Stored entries
--- begin ---

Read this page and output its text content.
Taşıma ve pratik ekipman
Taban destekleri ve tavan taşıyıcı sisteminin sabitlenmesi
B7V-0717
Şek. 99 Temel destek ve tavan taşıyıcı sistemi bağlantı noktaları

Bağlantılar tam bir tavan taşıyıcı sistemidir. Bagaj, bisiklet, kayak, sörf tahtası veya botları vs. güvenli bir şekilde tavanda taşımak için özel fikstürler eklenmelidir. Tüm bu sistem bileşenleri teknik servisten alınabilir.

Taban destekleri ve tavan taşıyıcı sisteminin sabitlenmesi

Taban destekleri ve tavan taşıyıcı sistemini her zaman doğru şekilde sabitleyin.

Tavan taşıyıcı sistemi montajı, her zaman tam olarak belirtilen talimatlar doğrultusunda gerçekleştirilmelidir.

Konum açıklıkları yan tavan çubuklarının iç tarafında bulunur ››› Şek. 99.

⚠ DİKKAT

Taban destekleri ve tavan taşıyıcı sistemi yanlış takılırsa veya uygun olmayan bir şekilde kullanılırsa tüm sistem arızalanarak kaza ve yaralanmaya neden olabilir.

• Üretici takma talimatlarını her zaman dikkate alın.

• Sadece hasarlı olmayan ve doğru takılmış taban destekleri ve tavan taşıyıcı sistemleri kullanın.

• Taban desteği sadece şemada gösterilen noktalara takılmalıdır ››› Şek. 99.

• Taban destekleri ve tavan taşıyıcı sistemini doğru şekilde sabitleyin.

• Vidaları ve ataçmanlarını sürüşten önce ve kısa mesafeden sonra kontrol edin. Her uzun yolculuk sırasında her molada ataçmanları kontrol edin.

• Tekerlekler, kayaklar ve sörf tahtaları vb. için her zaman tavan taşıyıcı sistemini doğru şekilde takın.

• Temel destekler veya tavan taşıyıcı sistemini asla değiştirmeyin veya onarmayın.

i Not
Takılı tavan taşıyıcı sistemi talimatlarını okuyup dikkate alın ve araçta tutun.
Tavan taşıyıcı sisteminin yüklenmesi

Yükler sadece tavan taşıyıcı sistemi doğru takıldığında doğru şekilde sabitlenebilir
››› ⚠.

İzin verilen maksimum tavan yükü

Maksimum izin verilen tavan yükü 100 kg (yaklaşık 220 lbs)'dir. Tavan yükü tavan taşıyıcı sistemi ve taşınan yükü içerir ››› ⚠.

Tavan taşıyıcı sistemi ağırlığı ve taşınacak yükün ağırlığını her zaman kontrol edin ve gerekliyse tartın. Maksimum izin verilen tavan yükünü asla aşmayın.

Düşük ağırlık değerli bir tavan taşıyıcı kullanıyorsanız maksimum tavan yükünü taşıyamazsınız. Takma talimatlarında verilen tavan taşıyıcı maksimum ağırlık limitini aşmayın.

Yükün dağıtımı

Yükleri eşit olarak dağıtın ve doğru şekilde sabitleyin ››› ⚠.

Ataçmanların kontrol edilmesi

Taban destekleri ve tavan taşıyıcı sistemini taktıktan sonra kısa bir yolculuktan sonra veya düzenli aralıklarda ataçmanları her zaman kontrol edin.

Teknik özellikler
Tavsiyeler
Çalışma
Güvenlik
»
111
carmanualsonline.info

--- end ---

Exercise directions
Which lines include the word "yükünü"? List them all.

Answer
Tavan taşıyıcı sistemi ağırlığı ve taşınacak yükün ağırlığını her zaman kontrol edin ve gerekliyse tartın. Maksimum izin verilen tavan yükünü asla aşmayın.
Düşük ağırlık değerli bir tavan taşıyıcı kullanıyorsanız maksimum tavan yükünü taşıyamazsınız. Takma talimatlarında verilen tavan taşıyıcı maksimum ağırlık limitini aşmayın.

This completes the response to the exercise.